▶ [WHAT THIS TASK INVOLVES]:
Please find every line below that contains the string "gridline" and copy each one out.

▶ [Data items]:
══════════
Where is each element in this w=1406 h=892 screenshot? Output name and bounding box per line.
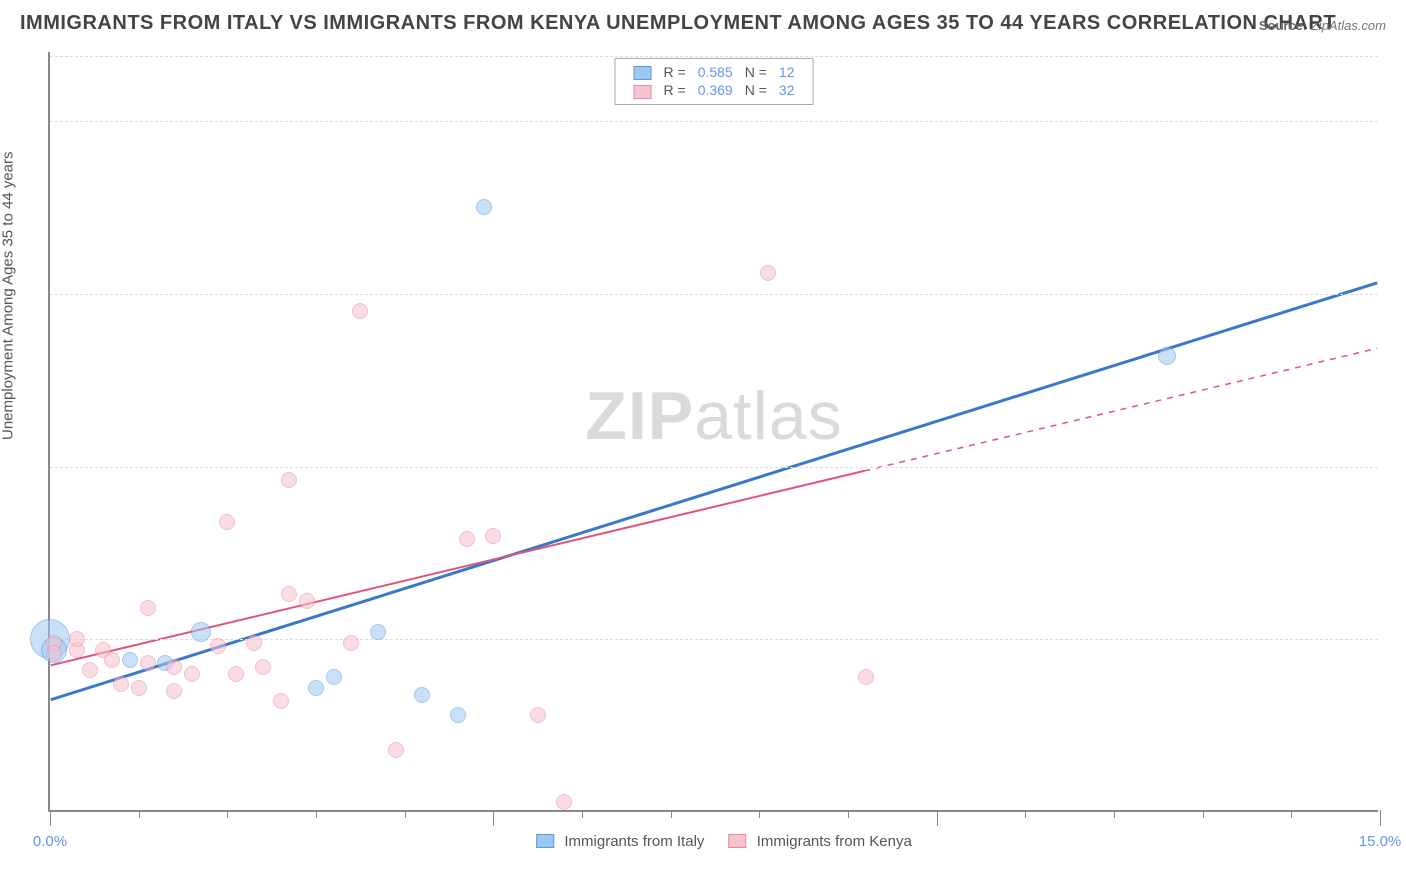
x-tick-minor	[1114, 810, 1115, 818]
legend-n-label: N =	[739, 81, 773, 99]
legend-italy-label: Immigrants from Italy	[564, 833, 704, 850]
trendline-kenya	[51, 471, 865, 665]
data-point-kenya	[69, 631, 85, 647]
x-tick-label: 0.0%	[33, 833, 67, 850]
gridline	[50, 294, 1378, 295]
data-point-kenya	[858, 669, 874, 685]
data-point-italy	[122, 652, 138, 668]
data-point-italy	[476, 199, 492, 215]
legend-row-italy: R = 0.585 N = 12	[628, 63, 801, 81]
swatch-italy	[634, 66, 652, 80]
swatch-kenya	[634, 85, 652, 99]
data-point-kenya	[113, 676, 129, 692]
legend-kenya-label: Immigrants from Kenya	[757, 833, 912, 850]
series-legend: Immigrants from Italy Immigrants from Ke…	[516, 833, 912, 850]
data-point-kenya	[140, 655, 156, 671]
y-tick-label: 15.0%	[1390, 285, 1406, 302]
x-tick-minor	[405, 810, 406, 818]
data-point-italy	[450, 707, 466, 723]
x-tick-minor	[227, 810, 228, 818]
data-point-kenya	[82, 662, 98, 678]
data-point-kenya	[210, 638, 226, 654]
data-point-italy	[414, 687, 430, 703]
trendline-kenya-extrapolated	[864, 348, 1377, 471]
legend-n-label: N =	[739, 63, 773, 81]
scatter-plot: ZIPatlas R = 0.585 N = 12 R = 0.369 N = …	[48, 52, 1378, 812]
x-tick-minor	[759, 810, 760, 818]
x-tick-minor	[582, 810, 583, 818]
y-axis-label: Unemployment Among Ages 35 to 44 years	[0, 151, 17, 440]
data-point-kenya	[219, 514, 235, 530]
y-tick-label: 20.0%	[1390, 113, 1406, 130]
data-point-kenya	[255, 659, 271, 675]
data-point-italy	[308, 680, 324, 696]
x-tick-label: 15.0%	[1359, 833, 1402, 850]
legend-italy-n: 12	[773, 63, 801, 81]
x-tick	[1380, 810, 1381, 826]
watermark-atlas: atlas	[694, 378, 843, 454]
data-point-kenya	[166, 683, 182, 699]
data-point-kenya	[343, 635, 359, 651]
x-tick-minor	[1203, 810, 1204, 818]
x-tick	[937, 810, 938, 826]
gridline	[50, 467, 1378, 468]
data-point-kenya	[131, 680, 147, 696]
data-point-kenya	[140, 600, 156, 616]
legend-kenya-n: 32	[773, 81, 801, 99]
data-point-kenya	[273, 693, 289, 709]
x-tick	[50, 810, 51, 826]
data-point-kenya	[352, 303, 368, 319]
swatch-italy	[536, 834, 554, 848]
y-tick-label: 5.0%	[1390, 631, 1406, 648]
data-point-kenya	[388, 742, 404, 758]
gridline	[50, 56, 1378, 57]
trend-lines	[50, 52, 1378, 810]
source-label: Source:	[1259, 18, 1307, 33]
data-point-kenya	[760, 265, 776, 281]
source-value: ZipAtlas.com	[1311, 18, 1386, 33]
x-tick-minor	[139, 810, 140, 818]
x-tick	[493, 810, 494, 826]
data-point-kenya	[281, 586, 297, 602]
data-point-kenya	[459, 531, 475, 547]
swatch-kenya	[729, 834, 747, 848]
legend-r-label: R =	[658, 81, 692, 99]
x-tick-minor	[1291, 810, 1292, 818]
x-tick-minor	[848, 810, 849, 818]
data-point-kenya	[485, 528, 501, 544]
correlation-legend: R = 0.585 N = 12 R = 0.369 N = 32	[615, 58, 814, 105]
watermark-zip: ZIP	[585, 378, 694, 454]
data-point-kenya	[46, 645, 62, 661]
data-point-kenya	[228, 666, 244, 682]
chart-title: IMMIGRANTS FROM ITALY VS IMMIGRANTS FROM…	[20, 12, 1336, 35]
data-point-italy	[326, 669, 342, 685]
x-tick-minor	[671, 810, 672, 818]
x-tick-minor	[1025, 810, 1026, 818]
data-point-kenya	[556, 794, 572, 810]
y-tick-label: 10.0%	[1390, 458, 1406, 475]
legend-r-label: R =	[658, 63, 692, 81]
legend-row-kenya: R = 0.369 N = 32	[628, 81, 801, 99]
data-point-kenya	[530, 707, 546, 723]
data-point-kenya	[184, 666, 200, 682]
data-point-kenya	[281, 472, 297, 488]
data-point-italy	[191, 622, 211, 642]
x-tick-minor	[316, 810, 317, 818]
data-point-kenya	[104, 652, 120, 668]
watermark: ZIPatlas	[585, 377, 842, 455]
data-point-kenya	[246, 635, 262, 651]
legend-kenya-r: 0.369	[692, 81, 739, 99]
data-point-kenya	[299, 593, 315, 609]
legend-italy-r: 0.585	[692, 63, 739, 81]
source-attribution: Source: ZipAtlas.com	[1259, 18, 1386, 33]
data-point-italy	[1158, 347, 1176, 365]
gridline	[50, 121, 1378, 122]
data-point-italy	[370, 624, 386, 640]
data-point-kenya	[166, 659, 182, 675]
══════════
▶ [WRITTEN ANSWER]:
gridline	[50, 294, 1378, 295]
gridline	[50, 467, 1378, 468]
gridline	[50, 56, 1378, 57]
gridline	[50, 121, 1378, 122]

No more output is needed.